> PROMPT: Starting at the line that contains "OCR this image.", copy each line through the final one exactly as written.

─── RAW DATA

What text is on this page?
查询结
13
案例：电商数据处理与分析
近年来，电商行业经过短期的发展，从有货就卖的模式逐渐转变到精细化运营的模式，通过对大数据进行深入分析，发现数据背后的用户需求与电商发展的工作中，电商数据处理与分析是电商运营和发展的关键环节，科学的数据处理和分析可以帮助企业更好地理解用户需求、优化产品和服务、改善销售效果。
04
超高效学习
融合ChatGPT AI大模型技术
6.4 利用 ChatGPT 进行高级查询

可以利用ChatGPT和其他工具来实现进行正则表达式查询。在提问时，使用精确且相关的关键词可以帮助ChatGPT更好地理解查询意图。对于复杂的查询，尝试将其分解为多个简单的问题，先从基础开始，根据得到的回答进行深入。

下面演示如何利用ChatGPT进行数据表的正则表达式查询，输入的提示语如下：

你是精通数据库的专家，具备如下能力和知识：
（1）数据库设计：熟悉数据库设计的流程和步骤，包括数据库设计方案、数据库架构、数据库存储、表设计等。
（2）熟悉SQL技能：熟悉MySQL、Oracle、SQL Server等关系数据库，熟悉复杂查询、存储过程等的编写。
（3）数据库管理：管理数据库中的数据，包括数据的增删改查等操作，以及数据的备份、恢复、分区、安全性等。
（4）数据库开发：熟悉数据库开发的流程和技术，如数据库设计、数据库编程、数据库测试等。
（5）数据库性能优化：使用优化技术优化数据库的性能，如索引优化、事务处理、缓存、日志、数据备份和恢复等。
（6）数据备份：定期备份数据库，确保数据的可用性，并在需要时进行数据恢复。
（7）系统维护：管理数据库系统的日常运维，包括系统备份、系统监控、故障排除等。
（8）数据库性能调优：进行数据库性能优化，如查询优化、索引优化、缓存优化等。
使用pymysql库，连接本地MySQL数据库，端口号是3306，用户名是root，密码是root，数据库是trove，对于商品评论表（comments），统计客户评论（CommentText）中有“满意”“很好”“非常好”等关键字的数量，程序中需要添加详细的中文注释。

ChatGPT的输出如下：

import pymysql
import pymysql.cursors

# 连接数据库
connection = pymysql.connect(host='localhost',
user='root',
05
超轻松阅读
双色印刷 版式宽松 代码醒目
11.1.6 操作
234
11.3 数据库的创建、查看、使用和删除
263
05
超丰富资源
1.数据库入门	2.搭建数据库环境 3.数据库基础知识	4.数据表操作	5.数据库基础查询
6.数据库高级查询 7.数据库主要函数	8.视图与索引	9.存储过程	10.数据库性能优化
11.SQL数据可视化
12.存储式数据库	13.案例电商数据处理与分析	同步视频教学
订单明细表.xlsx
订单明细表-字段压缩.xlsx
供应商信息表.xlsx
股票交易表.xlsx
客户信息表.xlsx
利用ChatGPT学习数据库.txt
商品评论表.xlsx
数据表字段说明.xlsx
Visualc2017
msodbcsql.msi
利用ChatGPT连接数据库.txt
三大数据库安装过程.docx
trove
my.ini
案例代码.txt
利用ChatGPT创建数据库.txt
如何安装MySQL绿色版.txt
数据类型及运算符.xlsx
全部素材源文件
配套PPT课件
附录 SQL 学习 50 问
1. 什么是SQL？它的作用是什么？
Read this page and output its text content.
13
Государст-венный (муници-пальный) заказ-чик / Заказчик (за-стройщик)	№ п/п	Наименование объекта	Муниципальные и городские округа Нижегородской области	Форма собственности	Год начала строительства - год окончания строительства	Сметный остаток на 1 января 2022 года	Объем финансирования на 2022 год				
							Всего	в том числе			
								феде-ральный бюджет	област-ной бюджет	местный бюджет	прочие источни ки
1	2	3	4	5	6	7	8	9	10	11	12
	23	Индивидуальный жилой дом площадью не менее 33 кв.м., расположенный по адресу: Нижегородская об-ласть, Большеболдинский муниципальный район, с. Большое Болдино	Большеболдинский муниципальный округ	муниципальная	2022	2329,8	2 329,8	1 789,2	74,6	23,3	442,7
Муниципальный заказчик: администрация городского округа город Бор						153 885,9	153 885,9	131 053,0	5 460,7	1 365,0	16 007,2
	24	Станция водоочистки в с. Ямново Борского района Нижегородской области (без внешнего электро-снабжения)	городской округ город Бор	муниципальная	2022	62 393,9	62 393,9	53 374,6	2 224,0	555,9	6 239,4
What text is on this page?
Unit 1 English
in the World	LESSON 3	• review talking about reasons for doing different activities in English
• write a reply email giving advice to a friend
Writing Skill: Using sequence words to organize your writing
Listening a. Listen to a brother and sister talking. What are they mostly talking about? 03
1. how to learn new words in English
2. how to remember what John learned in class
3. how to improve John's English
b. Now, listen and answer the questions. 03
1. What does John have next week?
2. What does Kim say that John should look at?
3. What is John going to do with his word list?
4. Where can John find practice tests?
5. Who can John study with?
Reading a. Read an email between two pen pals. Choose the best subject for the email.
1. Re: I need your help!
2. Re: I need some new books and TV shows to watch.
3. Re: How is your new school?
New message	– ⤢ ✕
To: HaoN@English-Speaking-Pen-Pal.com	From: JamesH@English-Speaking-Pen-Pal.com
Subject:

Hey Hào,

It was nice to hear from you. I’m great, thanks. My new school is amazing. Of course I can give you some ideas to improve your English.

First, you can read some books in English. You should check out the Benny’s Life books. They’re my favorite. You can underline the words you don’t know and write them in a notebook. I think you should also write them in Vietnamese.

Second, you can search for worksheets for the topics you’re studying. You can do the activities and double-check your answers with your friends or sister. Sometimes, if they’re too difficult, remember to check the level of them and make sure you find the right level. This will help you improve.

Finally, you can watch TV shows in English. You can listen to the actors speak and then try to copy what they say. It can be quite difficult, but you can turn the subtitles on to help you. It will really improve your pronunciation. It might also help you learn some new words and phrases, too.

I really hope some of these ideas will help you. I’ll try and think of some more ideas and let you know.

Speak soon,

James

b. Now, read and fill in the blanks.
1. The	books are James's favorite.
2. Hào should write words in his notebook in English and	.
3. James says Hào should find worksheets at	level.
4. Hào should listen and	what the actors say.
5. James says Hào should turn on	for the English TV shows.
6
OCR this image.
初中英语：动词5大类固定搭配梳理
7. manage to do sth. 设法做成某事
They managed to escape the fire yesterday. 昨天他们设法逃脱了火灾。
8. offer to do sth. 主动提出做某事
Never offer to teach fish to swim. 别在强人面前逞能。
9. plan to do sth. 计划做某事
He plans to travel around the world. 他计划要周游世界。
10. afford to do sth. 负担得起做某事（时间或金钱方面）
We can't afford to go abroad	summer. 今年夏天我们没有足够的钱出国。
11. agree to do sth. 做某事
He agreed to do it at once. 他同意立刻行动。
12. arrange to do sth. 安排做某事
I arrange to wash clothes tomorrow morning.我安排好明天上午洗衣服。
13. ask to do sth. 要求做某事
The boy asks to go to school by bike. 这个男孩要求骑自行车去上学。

──────

> RESULT BELOW:
OCR this image.
初中英语：动词5大类固定搭配梳理
7. manage to do sth. 设法做成某事
They managed to escape the fire yesterday. 昨天他们设法逃脱了火灾。
8. offer to do sth. 主动提出做某事
Never offer to teach fish to swim. 别在强人面前逞能。
9. plan to do sth. 计划做某事
He plans to travel around the world. 他计划要周游世界。
10. afford to do sth. 负担得起做某事（时间或金钱方面）
We can't afford to go abroad	summer. 今年夏天我们没有足够的钱出国。
11. agree to do sth. 做某事
He agreed to do it at once. 他同意立刻行动。
12. arrange to do sth. 安排做某事
I arrange to wash clothes tomorrow morning.我安排好明天上午洗衣服。
13. ask to do sth. 要求做某事
The boy asks to go to school by bike. 这个男孩要求骑自行车去上学。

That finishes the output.